**** Dataset extract ****
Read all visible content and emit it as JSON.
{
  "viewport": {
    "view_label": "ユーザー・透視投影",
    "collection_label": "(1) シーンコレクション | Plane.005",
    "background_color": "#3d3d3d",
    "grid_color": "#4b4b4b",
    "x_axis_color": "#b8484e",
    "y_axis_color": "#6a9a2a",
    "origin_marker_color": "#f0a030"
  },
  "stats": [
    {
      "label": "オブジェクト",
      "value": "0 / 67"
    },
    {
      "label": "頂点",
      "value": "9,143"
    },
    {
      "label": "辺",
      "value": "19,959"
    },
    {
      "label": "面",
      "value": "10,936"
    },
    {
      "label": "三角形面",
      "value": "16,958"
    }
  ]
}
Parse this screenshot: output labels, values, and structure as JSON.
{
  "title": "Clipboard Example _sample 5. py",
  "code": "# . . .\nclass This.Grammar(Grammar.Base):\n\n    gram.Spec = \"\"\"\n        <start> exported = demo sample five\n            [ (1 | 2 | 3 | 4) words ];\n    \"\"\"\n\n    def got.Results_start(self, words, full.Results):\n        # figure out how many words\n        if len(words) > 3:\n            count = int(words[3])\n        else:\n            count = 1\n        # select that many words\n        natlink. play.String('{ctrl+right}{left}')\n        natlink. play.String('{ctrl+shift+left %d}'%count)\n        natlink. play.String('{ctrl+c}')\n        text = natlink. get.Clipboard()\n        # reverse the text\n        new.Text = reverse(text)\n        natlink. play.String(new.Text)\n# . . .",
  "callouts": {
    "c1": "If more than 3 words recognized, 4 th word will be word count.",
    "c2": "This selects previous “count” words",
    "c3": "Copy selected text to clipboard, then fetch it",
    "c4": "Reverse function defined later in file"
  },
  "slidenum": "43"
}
****
**Short task:**
Repeat every record exactly as written, please.

**Response for this exercise:**
Read all visible content and emit it as JSON.
{
  "viewport": {
    "view_label": "ユーザー・透視投影",
    "collection_label": "(1) シーンコレクション | Plane.005",
    "background_color": "#3d3d3d",
    "grid_color": "#4b4b4b",
    "x_axis_color": "#b8484e",
    "y_axis_color": "#6a9a2a",
    "origin_marker_color": "#f0a030"
  },
  "stats": [
    {
      "label": "オブジェクト",
      "value": "0 / 67"
    },
    {
      "label": "頂点",
      "value": "9,143"
    },
    {
      "label": "辺",
      "value": "19,959"
    },
    {
      "label": "面",
      "value": "10,936"
    },
    {
      "label": "三角形面",
      "value": "16,958"
    }
  ]
}
Parse this screenshot: output labels, values, and structure as JSON.
{
  "title": "Clipboard Example _sample 5. py",
  "code": "# . . .\nclass This.Grammar(Grammar.Base):\n\n    gram.Spec = \"\"\"\n        <start> exported = demo sample five\n            [ (1 | 2 | 3 | 4) words ];\n    \"\"\"\n\n    def got.Results_start(self, words, full.Results):\n        # figure out how many words\n        if len(words) > 3:\n            count = int(words[3])\n        else:\n            count = 1\n        # select that many words\n        natlink. play.String('{ctrl+right}{left}')\n        natlink. play.String('{ctrl+shift+left %d}'%count)\n        natlink. play.String('{ctrl+c}')\n        text = natlink. get.Clipboard()\n        # reverse the text\n        new.Text = reverse(text)\n        natlink. play.String(new.Text)\n# . . .",
  "callouts": {
    "c1": "If more than 3 words recognized, 4 th word will be word count.",
    "c2": "This selects previous “count” words",
    "c3": "Copy selected text to clipboard, then fetch it",
    "c4": "Reverse function defined later in file"
  },
  "slidenum": "43"
}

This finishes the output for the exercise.